-- PROVIDED ENTRIES start --

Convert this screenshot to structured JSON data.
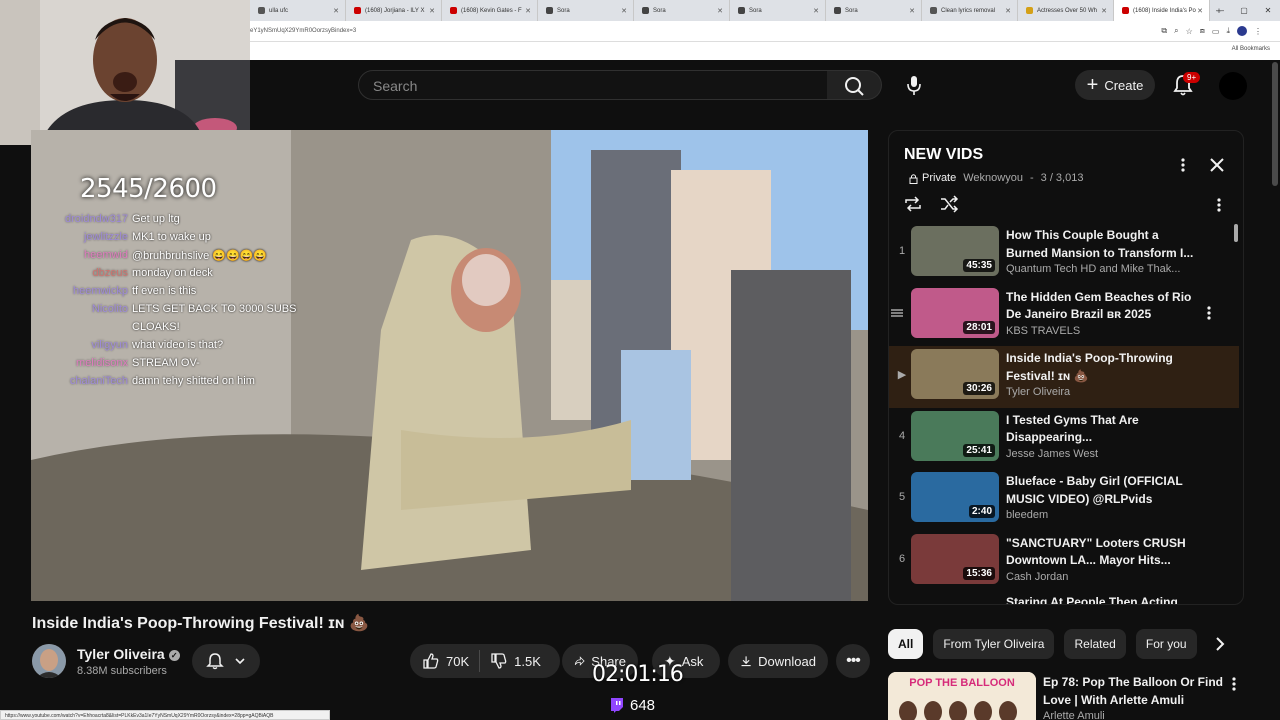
{
  "browser": {
    "tabs": [
      {
        "label": "ulla ufc",
        "color": "#555555"
      },
      {
        "label": "(1608) Jorjiana - ILY X",
        "color": "#cc0000"
      },
      {
        "label": "(1608) Kevin Gates - F",
        "color": "#cc0000"
      },
      {
        "label": "Sora",
        "color": "#444444"
      },
      {
        "label": "Sora",
        "color": "#444444"
      },
      {
        "label": "Sora",
        "color": "#444444"
      },
      {
        "label": "Sora",
        "color": "#444444"
      },
      {
        "label": "Clean lyrics removal",
        "color": "#555555"
      },
      {
        "label": "Actresses Over 50 Wh",
        "color": "#d4a017"
      },
      {
        "label": "(1608) Inside India's Po",
        "color": "#cc0000"
      }
    ],
    "address": "eY1yNSmUqX29YmR0OorzsyBindex=3",
    "all_bookmarks": "All Bookmarks",
    "status_url": "https://www.youtube.com/watch?v=Ehhoacrta8&list=PLKkEv3a1Ie7YyNSmUqX29YmR0Oorzsy&index=28pp=gAQBiAQB"
  },
  "header": {
    "search_placeholder": "Search",
    "create_label": "Create",
    "notifications_badge": "9+"
  },
  "overlay": {
    "sub_goal": "2545/2600",
    "chat": [
      {
        "user": "droidndw317",
        "msg": "Get up ltg",
        "color": "purple"
      },
      {
        "user": "jewlitzzle",
        "msg": "MK1 to wake up",
        "color": "purple"
      },
      {
        "user": "heemwid",
        "msg": "@bruhbruhslive 😄😄😄😄",
        "color": "pink"
      },
      {
        "user": "dbzeus",
        "msg": "monday on deck",
        "color": "red"
      },
      {
        "user": "heemwickp",
        "msg": "tf even is this",
        "color": "purple"
      },
      {
        "user": "Nicolito",
        "msg": "LETS GET BACK TO 3000 SUBS",
        "color": "purple"
      },
      {
        "user": "",
        "msg": "CLOAKS!",
        "color": "purple"
      },
      {
        "user": "viligyun",
        "msg": "what video is that?",
        "color": "purple"
      },
      {
        "user": "melidisonx",
        "msg": "STREAM OV-",
        "color": "pink"
      },
      {
        "user": "chalaniTech",
        "msg": "damn tehy shitted on him",
        "color": "purple"
      }
    ],
    "stream_timer": "02:01:16",
    "viewers": "648"
  },
  "video": {
    "title": "Inside India's Poop-Throwing Festival! 🇮🇳 💩",
    "title_text": "Inside India's Poop-Throwing Festival! ɪɴ 💩",
    "channel": "Tyler Oliveira",
    "subscribers": "8.38M subscribers",
    "likes": "70K",
    "dislikes": "1.5K",
    "share": "Share",
    "ask": "Ask",
    "download": "Download"
  },
  "playlist": {
    "title": "NEW VIDS",
    "privacy": "Private",
    "owner": "Weknowyou",
    "position": "3 / 3,013",
    "items": [
      {
        "idx": "1",
        "title": "How This Couple Bought a Burned Mansion to Transform I...",
        "channel": "Quantum Tech HD and Mike Thak...",
        "duration": "45:35",
        "thumb": "#6b6f5f",
        "active": false
      },
      {
        "idx": "",
        "title": "The Hidden Gem Beaches of Rio De Janeiro Brazil ʙʀ 2025",
        "channel": "KBS TRAVELS",
        "duration": "28:01",
        "thumb": "#c05a8a",
        "active": false
      },
      {
        "idx": "▶",
        "title": "Inside India's Poop-Throwing Festival! ɪɴ 💩",
        "channel": "Tyler Oliveira",
        "duration": "30:26",
        "thumb": "#8a7a5a",
        "active": true
      },
      {
        "idx": "4",
        "title": "I Tested Gyms That Are Disappearing...",
        "channel": "Jesse James West",
        "duration": "25:41",
        "thumb": "#4a7a5a",
        "active": false
      },
      {
        "idx": "5",
        "title": "Blueface - Baby Girl (OFFICIAL MUSIC VIDEO) @RLPvids",
        "channel": "bleedem",
        "duration": "2:40",
        "thumb": "#2a6aa0",
        "active": false
      },
      {
        "idx": "6",
        "title": "\"SANCTUARY\" Looters CRUSH Downtown LA... Mayor Hits...",
        "channel": "Cash Jordan",
        "duration": "15:36",
        "thumb": "#7a3a3a",
        "active": false
      }
    ],
    "cut_title": "Staring At People Then Acting..."
  },
  "chips": [
    "All",
    "From Tyler Oliveira",
    "Related",
    "For you"
  ],
  "next_video": {
    "thumb_text": "POP THE BALLOON",
    "title": "Ep 78: Pop The Balloon Or Find Love | With Arlette Amuli",
    "channel": "Arlette Amuli"
  }
}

-- PROVIDED ENTRIES end --

## WHAT TO DO
State how many lines above include the word "Arlette", and nothing more.

## COMPLETE RESPONSE
2